* _Task objective_
Your task is to transcribe all the entries exactly, excluding pictures.

§ §

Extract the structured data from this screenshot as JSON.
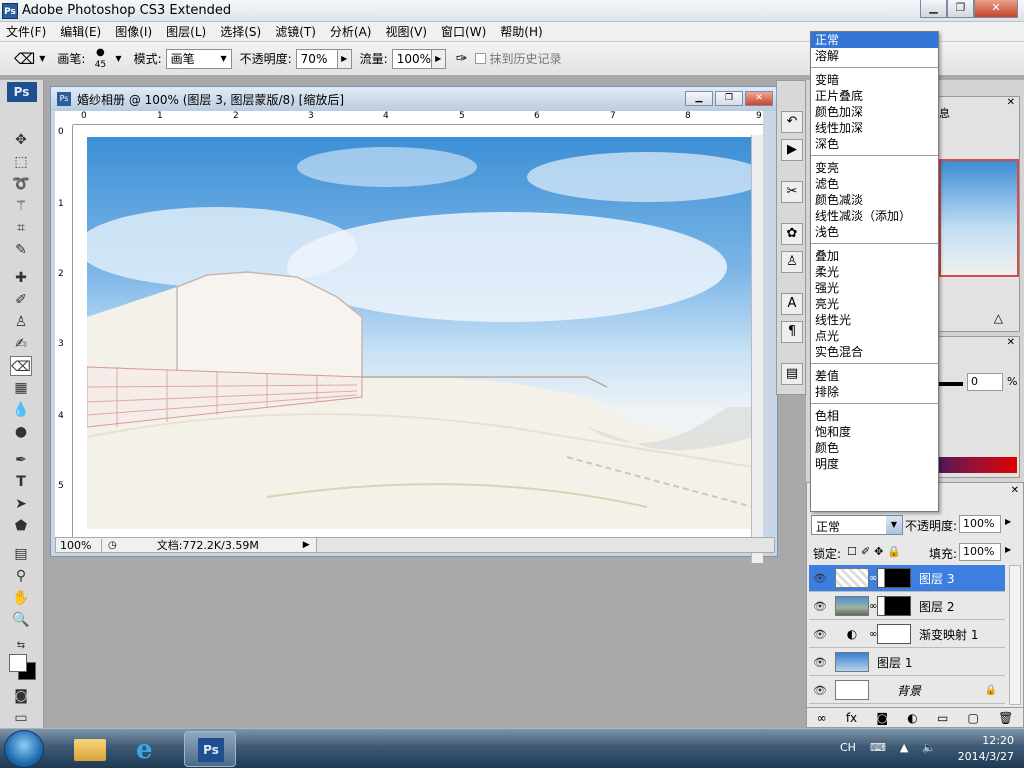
{
  "app": {
    "title": "Adobe Photoshop CS3 Extended",
    "logo": "Ps"
  },
  "menu": [
    "文件(F)",
    "编辑(E)",
    "图像(I)",
    "图层(L)",
    "选择(S)",
    "滤镜(T)",
    "分析(A)",
    "视图(V)",
    "窗口(W)",
    "帮助(H)"
  ],
  "options": {
    "brush_label": "画笔:",
    "brush_size": "45",
    "mode_label": "模式:",
    "mode_value": "画笔",
    "opacity_label": "不透明度:",
    "opacity_value": "70%",
    "flow_label": "流量:",
    "flow_value": "100%",
    "history_label": "抹到历史记录"
  },
  "document": {
    "title": "婚纱相册 @ 100% (图层 3, 图层蒙版/8) [缩放后]",
    "zoom": "100%",
    "doc_info": "文档:772.2K/3.59M",
    "ruler_h": [
      "0",
      "1",
      "2",
      "3",
      "4",
      "5",
      "6",
      "7",
      "8",
      "9"
    ],
    "ruler_v": [
      "0",
      "1",
      "2",
      "3",
      "4",
      "5"
    ]
  },
  "blend_modes": {
    "selected": "正常",
    "groups": [
      [
        "正常",
        "溶解"
      ],
      [
        "变暗",
        "正片叠底",
        "颜色加深",
        "线性加深",
        "深色"
      ],
      [
        "变亮",
        "滤色",
        "颜色减淡",
        "线性减淡（添加）",
        "浅色"
      ],
      [
        "叠加",
        "柔光",
        "强光",
        "亮光",
        "线性光",
        "点光",
        "实色混合"
      ],
      [
        "差值",
        "排除"
      ],
      [
        "色相",
        "饱和度",
        "颜色",
        "明度"
      ]
    ]
  },
  "color_panel": {
    "value": "0",
    "unit": "%"
  },
  "nav_panel": {
    "tab": "息"
  },
  "layers": {
    "mode": "正常",
    "opacity_label": "不透明度:",
    "opacity": "100%",
    "lock_label": "锁定:",
    "fill_label": "填充:",
    "fill": "100%",
    "items": [
      {
        "name": "图层 3",
        "selected": true
      },
      {
        "name": "图层 2",
        "selected": false
      },
      {
        "name": "渐变映射 1",
        "selected": false
      },
      {
        "name": "图层 1",
        "selected": false
      },
      {
        "name": "背景",
        "selected": false
      }
    ]
  },
  "taskbar": {
    "lang": "CH",
    "time": "12:20",
    "date": "2014/3/27"
  }
}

§ §

* _Solution_
Extract the structured data from this screenshot as JSON.
{
  "app": {
    "title": "Adobe Photoshop CS3 Extended",
    "logo": "Ps"
  },
  "menu": [
    "文件(F)",
    "编辑(E)",
    "图像(I)",
    "图层(L)",
    "选择(S)",
    "滤镜(T)",
    "分析(A)",
    "视图(V)",
    "窗口(W)",
    "帮助(H)"
  ],
  "options": {
    "brush_label": "画笔:",
    "brush_size": "45",
    "mode_label": "模式:",
    "mode_value": "画笔",
    "opacity_label": "不透明度:",
    "opacity_value": "70%",
    "flow_label": "流量:",
    "flow_value": "100%",
    "history_label": "抹到历史记录"
  },
  "document": {
    "title": "婚纱相册 @ 100% (图层 3, 图层蒙版/8) [缩放后]",
    "zoom": "100%",
    "doc_info": "文档:772.2K/3.59M",
    "ruler_h": [
      "0",
      "1",
      "2",
      "3",
      "4",
      "5",
      "6",
      "7",
      "8",
      "9"
    ],
    "ruler_v": [
      "0",
      "1",
      "2",
      "3",
      "4",
      "5"
    ]
  },
  "blend_modes": {
    "selected": "正常",
    "groups": [
      [
        "正常",
        "溶解"
      ],
      [
        "变暗",
        "正片叠底",
        "颜色加深",
        "线性加深",
        "深色"
      ],
      [
        "变亮",
        "滤色",
        "颜色减淡",
        "线性减淡（添加）",
        "浅色"
      ],
      [
        "叠加",
        "柔光",
        "强光",
        "亮光",
        "线性光",
        "点光",
        "实色混合"
      ],
      [
        "差值",
        "排除"
      ],
      [
        "色相",
        "饱和度",
        "颜色",
        "明度"
      ]
    ]
  },
  "color_panel": {
    "value": "0",
    "unit": "%"
  },
  "nav_panel": {
    "tab": "息"
  },
  "layers": {
    "mode": "正常",
    "opacity_label": "不透明度:",
    "opacity": "100%",
    "lock_label": "锁定:",
    "fill_label": "填充:",
    "fill": "100%",
    "items": [
      {
        "name": "图层 3",
        "selected": true
      },
      {
        "name": "图层 2",
        "selected": false
      },
      {
        "name": "渐变映射 1",
        "selected": false
      },
      {
        "name": "图层 1",
        "selected": false
      },
      {
        "name": "背景",
        "selected": false
      }
    ]
  },
  "taskbar": {
    "lang": "CH",
    "time": "12:20",
    "date": "2014/3/27"
  }
}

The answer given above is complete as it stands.